**WORK TO COMPLETE:** Pick out every line holding the string "this" and copy it.
[Start of LISTING]
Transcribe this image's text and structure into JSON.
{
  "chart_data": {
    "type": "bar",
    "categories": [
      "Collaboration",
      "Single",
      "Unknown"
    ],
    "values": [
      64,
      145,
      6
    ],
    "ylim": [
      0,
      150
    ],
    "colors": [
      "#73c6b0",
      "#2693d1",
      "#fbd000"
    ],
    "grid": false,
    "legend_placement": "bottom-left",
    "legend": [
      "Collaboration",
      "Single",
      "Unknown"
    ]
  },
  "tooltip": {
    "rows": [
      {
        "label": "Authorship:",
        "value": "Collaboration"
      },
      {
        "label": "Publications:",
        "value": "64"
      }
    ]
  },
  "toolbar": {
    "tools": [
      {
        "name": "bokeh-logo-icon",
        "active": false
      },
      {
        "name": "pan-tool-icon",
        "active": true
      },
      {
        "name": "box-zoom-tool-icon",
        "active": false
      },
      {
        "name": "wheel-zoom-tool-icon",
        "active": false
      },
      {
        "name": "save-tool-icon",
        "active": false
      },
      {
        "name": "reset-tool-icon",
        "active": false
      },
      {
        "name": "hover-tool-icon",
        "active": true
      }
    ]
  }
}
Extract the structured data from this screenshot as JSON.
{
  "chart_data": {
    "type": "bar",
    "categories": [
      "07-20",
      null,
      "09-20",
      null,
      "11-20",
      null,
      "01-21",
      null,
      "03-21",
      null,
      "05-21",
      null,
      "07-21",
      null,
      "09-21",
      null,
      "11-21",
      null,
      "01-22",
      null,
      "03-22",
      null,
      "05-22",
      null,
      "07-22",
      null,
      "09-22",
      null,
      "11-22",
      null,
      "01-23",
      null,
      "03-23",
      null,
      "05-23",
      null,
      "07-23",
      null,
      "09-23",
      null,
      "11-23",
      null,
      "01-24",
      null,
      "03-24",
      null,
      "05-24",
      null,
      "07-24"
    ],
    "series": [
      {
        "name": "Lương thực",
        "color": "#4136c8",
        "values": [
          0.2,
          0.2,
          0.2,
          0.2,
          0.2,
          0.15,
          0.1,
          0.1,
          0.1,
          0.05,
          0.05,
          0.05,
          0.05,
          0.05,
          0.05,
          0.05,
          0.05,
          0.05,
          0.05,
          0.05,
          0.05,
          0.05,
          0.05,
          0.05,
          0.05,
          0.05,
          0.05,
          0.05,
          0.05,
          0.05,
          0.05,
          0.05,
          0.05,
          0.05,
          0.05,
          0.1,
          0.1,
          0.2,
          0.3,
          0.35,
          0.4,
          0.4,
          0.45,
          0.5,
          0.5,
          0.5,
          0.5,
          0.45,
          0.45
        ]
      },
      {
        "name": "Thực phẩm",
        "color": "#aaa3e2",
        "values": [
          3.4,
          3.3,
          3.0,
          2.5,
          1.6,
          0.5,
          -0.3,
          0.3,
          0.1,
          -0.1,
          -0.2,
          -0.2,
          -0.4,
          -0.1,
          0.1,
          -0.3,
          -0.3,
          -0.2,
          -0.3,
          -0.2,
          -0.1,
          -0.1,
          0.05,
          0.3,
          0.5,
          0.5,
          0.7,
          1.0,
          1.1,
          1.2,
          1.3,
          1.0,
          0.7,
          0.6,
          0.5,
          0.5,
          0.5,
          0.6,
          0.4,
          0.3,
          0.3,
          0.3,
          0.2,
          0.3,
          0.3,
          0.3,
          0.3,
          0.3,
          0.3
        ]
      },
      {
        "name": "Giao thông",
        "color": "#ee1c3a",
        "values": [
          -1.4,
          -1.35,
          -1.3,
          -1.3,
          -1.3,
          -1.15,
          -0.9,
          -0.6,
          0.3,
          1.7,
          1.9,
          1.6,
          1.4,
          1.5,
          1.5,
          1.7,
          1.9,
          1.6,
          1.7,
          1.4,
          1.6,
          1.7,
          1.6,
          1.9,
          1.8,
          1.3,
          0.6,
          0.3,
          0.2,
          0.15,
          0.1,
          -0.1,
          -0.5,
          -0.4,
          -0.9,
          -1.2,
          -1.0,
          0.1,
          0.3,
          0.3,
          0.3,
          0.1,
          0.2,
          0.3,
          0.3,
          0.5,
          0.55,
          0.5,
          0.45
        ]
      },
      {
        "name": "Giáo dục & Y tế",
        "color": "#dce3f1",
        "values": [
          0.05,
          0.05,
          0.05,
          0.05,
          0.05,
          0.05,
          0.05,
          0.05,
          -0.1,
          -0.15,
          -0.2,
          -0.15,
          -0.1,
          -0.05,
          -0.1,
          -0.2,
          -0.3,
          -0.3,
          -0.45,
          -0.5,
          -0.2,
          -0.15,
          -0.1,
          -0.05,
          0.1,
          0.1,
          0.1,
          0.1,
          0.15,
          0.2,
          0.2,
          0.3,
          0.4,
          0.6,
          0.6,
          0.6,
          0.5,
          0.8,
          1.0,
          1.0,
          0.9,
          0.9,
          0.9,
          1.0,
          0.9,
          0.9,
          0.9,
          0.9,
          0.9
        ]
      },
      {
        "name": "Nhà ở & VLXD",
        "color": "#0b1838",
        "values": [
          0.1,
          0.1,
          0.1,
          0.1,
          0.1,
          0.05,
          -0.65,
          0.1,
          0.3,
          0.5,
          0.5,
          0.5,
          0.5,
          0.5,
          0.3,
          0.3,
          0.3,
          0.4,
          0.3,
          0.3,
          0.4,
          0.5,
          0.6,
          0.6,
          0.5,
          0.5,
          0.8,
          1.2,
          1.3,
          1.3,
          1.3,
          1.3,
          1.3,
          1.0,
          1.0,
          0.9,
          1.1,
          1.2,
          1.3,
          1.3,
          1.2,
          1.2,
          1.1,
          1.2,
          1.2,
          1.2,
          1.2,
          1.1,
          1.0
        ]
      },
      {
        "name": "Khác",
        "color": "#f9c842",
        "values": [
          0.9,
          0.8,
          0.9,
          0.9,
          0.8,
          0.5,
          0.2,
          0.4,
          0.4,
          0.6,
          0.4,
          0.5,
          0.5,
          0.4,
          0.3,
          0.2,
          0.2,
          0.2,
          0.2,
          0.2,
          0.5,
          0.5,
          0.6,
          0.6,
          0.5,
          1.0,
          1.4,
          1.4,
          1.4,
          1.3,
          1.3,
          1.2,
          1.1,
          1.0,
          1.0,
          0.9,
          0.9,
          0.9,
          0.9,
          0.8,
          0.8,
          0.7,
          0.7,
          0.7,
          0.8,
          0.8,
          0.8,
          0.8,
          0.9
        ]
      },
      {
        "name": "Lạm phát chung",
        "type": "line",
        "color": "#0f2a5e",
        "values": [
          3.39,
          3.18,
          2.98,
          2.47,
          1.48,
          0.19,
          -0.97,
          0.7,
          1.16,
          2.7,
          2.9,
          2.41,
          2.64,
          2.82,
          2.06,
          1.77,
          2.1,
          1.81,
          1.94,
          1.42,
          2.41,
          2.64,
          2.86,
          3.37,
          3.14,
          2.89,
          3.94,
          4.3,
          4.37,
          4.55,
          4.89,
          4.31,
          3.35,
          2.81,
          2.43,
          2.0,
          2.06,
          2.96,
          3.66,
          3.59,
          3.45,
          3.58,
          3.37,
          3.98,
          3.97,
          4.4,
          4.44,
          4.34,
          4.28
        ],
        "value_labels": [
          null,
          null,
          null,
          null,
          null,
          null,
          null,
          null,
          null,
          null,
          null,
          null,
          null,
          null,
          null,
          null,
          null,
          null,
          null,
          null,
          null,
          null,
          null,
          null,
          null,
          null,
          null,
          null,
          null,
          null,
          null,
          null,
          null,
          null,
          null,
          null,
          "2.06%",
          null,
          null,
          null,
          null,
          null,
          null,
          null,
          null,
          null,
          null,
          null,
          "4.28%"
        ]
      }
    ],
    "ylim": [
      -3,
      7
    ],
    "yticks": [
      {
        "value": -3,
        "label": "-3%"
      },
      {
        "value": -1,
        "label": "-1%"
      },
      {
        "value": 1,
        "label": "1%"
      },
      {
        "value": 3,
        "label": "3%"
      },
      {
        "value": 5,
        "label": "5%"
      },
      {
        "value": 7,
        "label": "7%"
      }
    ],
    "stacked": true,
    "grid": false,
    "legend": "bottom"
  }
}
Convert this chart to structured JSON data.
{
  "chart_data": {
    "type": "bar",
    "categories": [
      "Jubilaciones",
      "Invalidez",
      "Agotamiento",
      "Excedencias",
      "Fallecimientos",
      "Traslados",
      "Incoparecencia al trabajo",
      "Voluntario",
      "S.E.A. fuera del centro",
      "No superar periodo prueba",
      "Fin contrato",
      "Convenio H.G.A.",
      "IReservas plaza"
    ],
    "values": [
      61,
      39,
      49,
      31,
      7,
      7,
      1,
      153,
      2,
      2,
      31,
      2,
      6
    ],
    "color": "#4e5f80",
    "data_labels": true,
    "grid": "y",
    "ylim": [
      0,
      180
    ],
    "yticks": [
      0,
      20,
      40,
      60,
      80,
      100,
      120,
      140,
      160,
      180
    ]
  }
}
[End of LISTING]
**SOLUTION:**
Transcribe this image's text and structure into JSON.
Extract the structured data from this screenshot as JSON.
Convert this chart to structured JSON data.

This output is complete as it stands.